## Start Entries shown

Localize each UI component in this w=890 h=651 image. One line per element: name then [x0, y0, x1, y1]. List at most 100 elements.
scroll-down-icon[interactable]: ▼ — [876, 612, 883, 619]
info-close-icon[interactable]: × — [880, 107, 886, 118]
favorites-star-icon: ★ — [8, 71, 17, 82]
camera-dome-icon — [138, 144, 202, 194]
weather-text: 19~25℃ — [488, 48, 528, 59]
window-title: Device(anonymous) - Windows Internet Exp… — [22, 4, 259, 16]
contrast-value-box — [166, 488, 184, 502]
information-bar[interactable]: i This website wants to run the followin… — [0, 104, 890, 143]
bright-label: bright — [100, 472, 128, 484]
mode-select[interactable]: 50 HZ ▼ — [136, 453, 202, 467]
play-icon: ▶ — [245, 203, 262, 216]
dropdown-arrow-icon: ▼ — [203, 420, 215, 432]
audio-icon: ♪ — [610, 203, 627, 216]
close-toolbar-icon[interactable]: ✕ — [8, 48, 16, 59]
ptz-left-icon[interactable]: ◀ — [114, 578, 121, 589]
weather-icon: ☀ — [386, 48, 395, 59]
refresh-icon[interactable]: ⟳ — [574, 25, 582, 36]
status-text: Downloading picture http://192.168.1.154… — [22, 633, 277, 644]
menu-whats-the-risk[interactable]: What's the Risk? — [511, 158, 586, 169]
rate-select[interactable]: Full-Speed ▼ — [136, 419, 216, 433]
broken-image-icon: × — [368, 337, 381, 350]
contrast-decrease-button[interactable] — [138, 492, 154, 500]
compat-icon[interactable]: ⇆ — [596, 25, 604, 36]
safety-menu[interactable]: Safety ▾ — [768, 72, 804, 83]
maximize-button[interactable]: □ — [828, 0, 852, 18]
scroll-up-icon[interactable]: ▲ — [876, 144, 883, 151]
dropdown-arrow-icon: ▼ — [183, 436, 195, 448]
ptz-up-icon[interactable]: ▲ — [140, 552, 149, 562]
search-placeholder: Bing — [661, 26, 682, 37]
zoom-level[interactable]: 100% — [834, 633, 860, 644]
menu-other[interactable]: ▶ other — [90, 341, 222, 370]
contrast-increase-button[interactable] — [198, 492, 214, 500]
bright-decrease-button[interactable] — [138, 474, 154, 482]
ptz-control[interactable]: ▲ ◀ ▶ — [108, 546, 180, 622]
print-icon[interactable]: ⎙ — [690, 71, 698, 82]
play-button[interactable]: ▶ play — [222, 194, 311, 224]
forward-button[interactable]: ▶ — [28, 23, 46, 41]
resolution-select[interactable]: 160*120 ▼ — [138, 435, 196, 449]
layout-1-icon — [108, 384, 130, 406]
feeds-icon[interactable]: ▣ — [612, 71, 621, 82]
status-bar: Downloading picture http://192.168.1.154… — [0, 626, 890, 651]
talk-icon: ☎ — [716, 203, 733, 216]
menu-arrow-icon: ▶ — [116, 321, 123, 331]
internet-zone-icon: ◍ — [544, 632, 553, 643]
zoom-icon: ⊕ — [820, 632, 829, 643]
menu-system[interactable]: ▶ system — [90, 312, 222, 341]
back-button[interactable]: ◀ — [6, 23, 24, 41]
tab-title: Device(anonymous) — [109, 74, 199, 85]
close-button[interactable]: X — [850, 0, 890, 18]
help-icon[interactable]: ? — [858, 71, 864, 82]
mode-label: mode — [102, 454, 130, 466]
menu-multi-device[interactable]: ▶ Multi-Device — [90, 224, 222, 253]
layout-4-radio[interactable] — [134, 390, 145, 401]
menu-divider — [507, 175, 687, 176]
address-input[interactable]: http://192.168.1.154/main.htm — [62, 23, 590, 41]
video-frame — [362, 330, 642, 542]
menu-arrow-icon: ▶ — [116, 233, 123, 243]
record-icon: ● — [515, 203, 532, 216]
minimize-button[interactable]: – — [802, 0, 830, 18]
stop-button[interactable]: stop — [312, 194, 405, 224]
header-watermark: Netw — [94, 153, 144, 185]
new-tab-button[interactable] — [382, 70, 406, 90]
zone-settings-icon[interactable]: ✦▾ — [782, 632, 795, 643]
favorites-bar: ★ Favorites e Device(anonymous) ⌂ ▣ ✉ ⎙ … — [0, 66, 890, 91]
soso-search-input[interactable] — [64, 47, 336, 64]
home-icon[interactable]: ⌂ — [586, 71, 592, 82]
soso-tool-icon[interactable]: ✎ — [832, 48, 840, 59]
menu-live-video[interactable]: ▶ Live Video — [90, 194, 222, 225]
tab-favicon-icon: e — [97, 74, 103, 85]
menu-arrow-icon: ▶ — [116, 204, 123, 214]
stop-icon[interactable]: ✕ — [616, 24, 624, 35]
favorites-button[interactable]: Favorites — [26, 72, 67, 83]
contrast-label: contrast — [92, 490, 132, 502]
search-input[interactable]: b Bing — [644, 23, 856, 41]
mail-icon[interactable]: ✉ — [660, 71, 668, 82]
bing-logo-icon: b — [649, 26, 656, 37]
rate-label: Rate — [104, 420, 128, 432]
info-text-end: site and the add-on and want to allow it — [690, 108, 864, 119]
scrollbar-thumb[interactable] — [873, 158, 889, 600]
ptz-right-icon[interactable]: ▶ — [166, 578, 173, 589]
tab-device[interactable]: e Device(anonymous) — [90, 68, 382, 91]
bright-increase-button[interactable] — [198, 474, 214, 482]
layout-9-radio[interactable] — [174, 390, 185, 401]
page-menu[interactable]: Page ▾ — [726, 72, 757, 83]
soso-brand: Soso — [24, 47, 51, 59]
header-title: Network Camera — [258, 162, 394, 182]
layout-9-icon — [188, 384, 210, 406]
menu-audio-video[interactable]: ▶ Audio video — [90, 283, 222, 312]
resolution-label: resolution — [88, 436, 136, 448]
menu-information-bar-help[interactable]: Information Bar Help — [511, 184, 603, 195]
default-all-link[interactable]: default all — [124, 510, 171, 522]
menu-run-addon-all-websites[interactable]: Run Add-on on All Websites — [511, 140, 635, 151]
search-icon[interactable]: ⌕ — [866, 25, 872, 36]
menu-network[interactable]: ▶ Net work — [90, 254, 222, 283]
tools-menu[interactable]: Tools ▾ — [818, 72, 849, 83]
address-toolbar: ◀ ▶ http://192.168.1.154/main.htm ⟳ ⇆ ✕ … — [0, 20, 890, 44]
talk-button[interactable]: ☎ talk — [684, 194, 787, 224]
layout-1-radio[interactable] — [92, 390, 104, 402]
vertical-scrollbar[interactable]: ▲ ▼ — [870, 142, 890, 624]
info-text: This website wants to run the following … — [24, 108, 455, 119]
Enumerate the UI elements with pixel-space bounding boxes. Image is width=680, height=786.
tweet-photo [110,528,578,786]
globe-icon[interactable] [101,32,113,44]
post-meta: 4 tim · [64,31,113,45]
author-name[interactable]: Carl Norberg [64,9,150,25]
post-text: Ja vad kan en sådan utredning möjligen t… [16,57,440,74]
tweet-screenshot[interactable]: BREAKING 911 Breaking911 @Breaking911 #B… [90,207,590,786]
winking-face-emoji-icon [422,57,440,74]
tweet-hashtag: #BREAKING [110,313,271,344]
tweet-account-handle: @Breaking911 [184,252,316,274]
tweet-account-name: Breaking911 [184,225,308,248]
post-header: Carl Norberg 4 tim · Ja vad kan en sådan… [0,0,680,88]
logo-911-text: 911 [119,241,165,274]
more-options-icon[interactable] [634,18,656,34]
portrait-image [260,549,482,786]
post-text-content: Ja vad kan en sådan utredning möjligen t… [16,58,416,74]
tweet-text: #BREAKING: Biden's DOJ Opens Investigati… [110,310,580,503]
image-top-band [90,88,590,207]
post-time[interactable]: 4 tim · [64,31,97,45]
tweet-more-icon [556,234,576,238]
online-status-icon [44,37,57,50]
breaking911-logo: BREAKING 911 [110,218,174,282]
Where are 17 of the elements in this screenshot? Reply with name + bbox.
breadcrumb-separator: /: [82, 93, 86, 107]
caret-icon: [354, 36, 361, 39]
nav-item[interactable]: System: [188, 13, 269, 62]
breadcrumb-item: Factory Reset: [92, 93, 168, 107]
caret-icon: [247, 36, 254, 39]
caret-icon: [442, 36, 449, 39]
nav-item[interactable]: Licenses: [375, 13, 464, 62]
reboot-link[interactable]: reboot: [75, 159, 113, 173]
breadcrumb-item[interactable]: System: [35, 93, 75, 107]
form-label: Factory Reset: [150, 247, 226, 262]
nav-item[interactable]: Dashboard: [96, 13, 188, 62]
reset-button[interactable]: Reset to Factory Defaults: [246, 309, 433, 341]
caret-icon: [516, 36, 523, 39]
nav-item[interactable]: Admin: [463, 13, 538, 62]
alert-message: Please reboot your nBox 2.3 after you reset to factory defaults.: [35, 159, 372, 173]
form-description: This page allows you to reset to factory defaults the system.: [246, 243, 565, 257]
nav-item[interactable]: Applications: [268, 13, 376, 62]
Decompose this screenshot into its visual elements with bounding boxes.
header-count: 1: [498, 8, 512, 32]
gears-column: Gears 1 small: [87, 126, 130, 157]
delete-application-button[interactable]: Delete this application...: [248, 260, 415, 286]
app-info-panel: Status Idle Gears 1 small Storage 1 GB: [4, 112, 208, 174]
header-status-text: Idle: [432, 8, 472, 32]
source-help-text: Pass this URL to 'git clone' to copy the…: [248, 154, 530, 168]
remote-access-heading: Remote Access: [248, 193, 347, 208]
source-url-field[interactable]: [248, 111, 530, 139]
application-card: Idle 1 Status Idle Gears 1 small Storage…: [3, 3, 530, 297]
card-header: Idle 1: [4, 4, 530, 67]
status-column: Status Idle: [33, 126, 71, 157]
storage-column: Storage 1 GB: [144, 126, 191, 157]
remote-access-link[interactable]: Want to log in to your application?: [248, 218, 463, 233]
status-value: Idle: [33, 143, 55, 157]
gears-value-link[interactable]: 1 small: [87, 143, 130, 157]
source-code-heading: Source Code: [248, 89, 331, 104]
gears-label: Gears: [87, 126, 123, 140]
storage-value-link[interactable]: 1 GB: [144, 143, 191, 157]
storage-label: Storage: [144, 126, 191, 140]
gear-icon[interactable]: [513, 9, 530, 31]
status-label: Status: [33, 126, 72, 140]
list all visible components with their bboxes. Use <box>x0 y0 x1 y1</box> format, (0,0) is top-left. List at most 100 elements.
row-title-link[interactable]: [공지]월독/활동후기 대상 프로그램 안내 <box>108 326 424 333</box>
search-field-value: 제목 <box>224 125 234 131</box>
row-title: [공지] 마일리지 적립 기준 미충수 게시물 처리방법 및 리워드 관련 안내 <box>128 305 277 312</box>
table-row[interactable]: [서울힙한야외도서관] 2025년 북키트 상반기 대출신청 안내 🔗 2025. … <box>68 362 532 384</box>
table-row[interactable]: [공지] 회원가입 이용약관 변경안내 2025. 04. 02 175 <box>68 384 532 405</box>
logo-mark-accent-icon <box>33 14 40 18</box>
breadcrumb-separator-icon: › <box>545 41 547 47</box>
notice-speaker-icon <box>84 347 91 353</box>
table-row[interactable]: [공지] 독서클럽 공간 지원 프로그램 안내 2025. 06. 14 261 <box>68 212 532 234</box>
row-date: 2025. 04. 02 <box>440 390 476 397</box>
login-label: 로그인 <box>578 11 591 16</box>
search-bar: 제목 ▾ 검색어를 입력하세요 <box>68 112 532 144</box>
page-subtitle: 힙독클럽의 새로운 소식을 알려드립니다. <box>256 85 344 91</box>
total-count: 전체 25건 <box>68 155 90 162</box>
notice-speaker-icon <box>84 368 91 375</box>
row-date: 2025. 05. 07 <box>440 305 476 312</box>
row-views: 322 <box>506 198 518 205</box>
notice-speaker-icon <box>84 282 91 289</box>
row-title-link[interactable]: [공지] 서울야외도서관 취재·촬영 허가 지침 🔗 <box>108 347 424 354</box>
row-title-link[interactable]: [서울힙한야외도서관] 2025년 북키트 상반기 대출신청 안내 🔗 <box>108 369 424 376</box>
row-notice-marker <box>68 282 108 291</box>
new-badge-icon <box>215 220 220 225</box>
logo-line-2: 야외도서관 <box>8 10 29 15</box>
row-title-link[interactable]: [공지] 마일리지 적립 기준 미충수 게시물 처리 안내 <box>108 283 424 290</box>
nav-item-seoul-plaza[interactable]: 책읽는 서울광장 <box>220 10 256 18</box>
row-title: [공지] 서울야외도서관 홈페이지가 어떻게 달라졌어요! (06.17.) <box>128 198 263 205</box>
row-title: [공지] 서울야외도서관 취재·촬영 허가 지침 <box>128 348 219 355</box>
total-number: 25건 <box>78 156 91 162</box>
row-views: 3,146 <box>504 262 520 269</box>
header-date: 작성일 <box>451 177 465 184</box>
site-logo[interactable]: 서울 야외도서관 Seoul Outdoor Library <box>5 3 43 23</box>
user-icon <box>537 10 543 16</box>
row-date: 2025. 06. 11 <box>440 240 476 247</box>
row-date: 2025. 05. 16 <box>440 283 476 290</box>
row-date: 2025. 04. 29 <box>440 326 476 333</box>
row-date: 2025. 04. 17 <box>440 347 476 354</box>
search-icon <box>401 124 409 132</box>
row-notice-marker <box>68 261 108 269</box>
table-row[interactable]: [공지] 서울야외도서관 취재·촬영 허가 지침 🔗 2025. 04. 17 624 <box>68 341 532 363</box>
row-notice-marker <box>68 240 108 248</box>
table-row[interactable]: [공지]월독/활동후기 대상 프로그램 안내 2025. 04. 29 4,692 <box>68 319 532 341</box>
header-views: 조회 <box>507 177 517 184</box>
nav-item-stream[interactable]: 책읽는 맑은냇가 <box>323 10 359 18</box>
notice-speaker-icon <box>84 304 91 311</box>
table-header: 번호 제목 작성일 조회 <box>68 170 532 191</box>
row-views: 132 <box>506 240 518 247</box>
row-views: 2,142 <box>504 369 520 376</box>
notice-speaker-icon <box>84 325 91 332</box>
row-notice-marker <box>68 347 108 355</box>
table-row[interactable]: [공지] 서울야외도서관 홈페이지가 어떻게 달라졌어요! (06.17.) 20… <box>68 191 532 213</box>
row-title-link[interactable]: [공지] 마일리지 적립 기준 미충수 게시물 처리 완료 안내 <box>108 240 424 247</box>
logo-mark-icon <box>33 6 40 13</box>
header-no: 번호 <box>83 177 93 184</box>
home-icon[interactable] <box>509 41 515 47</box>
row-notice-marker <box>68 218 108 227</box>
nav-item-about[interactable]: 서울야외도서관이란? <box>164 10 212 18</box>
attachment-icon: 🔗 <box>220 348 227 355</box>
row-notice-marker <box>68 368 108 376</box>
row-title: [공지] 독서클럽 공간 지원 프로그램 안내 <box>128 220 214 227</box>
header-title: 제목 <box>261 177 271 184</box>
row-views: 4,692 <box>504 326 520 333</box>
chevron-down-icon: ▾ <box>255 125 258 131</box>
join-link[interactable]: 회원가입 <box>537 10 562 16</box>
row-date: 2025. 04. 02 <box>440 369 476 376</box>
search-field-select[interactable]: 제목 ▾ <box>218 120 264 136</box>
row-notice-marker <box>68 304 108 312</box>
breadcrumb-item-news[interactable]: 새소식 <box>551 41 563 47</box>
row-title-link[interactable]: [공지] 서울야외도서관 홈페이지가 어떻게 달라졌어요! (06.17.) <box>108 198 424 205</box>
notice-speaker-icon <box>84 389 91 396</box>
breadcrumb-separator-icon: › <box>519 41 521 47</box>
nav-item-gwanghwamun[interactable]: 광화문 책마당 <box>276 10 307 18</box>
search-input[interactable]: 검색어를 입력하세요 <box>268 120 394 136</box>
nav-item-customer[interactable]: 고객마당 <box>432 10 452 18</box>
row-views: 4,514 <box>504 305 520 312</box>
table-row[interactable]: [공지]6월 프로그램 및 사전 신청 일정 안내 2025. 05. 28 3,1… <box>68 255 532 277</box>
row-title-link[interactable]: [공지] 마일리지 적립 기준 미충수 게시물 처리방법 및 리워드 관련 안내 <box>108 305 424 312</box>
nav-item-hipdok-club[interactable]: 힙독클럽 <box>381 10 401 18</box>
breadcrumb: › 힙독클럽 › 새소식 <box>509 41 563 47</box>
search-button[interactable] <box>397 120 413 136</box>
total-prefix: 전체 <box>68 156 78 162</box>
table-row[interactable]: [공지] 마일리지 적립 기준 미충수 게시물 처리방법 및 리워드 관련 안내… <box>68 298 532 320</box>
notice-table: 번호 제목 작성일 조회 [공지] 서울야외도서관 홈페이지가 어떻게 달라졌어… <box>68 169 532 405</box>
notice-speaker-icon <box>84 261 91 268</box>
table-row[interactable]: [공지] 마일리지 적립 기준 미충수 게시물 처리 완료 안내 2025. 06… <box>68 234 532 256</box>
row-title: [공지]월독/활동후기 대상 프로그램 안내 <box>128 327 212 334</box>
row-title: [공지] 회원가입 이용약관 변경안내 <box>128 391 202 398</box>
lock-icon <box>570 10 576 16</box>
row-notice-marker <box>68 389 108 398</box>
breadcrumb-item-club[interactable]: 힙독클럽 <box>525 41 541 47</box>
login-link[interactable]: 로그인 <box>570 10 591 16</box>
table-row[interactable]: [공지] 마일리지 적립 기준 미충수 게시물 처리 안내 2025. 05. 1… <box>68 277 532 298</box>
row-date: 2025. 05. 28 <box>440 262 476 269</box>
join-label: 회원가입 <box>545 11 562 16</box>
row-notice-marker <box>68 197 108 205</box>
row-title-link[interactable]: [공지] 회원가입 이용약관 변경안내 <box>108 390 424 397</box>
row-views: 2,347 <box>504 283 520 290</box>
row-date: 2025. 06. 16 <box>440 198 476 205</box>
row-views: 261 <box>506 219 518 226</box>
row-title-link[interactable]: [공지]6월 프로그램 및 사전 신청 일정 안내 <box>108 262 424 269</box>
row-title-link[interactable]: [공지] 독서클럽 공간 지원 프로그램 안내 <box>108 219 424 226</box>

## End Entries shown

**Set problem**
In the material, from the start through the line that contains "contrast-value-box — [166, 488, 184, 502]", replace "image" with "screenshot" and leave everything else as it is. Give back only those lines.

**Result**
Localize each UI component in this w=890 h=651 screenshot. One line per element: name then [x0, y0, x1, y1]. List at most 100 elements.
scroll-down-icon[interactable]: ▼ — [876, 612, 883, 619]
info-close-icon[interactable]: × — [880, 107, 886, 118]
favorites-star-icon: ★ — [8, 71, 17, 82]
camera-dome-icon — [138, 144, 202, 194]
weather-text: 19~25℃ — [488, 48, 528, 59]
window-title: Device(anonymous) - Windows Internet Exp… — [22, 4, 259, 16]
contrast-value-box — [166, 488, 184, 502]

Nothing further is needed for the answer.